> _Given records_:
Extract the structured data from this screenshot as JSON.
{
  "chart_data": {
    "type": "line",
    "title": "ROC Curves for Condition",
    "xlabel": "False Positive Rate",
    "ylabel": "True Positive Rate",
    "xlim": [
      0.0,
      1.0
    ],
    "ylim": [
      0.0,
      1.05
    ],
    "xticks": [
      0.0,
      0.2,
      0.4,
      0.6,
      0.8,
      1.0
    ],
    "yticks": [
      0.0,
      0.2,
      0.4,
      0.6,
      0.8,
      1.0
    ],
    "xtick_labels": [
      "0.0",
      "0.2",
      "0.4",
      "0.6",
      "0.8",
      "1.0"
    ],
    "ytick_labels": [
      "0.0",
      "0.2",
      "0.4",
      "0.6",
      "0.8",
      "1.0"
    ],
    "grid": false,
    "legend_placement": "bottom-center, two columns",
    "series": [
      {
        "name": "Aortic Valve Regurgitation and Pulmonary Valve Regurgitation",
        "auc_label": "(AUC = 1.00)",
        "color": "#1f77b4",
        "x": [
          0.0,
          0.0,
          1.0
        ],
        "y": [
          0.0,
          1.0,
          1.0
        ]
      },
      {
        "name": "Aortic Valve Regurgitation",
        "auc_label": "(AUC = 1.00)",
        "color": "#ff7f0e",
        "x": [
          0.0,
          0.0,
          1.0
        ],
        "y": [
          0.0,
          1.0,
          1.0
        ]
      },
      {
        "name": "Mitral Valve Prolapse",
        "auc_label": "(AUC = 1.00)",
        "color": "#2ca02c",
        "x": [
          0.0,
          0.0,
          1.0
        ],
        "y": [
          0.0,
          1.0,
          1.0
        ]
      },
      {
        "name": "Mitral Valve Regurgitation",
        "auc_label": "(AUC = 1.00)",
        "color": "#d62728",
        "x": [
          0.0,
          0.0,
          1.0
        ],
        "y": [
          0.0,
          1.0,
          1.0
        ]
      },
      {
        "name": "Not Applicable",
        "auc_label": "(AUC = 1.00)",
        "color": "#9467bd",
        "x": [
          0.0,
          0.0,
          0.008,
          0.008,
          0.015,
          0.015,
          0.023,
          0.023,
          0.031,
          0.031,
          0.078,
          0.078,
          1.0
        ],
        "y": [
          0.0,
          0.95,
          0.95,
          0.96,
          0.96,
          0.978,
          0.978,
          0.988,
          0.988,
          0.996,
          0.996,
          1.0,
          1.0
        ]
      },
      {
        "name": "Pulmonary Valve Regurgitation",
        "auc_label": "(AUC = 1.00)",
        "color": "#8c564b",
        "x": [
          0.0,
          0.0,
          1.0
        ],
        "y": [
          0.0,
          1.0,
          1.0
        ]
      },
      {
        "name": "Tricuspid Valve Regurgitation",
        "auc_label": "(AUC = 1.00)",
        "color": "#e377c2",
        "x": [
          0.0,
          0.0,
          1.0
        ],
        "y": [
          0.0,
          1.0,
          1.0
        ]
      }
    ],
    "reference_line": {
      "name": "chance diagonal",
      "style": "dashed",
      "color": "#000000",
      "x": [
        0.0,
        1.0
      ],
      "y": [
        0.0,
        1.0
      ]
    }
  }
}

> _Written exercise_:
Within the data above, pick out all lines holding the word "Regurgitation".

> _Exercise output_:
        "name": "Aortic Valve Regurgitation and Pulmonary Valve Regurgitation",
        "name": "Aortic Valve Regurgitation",
        "name": "Mitral Valve Regurgitation",
        "name": "Pulmonary Valve Regurgitation",
        "name": "Tricuspid Valve Regurgitation",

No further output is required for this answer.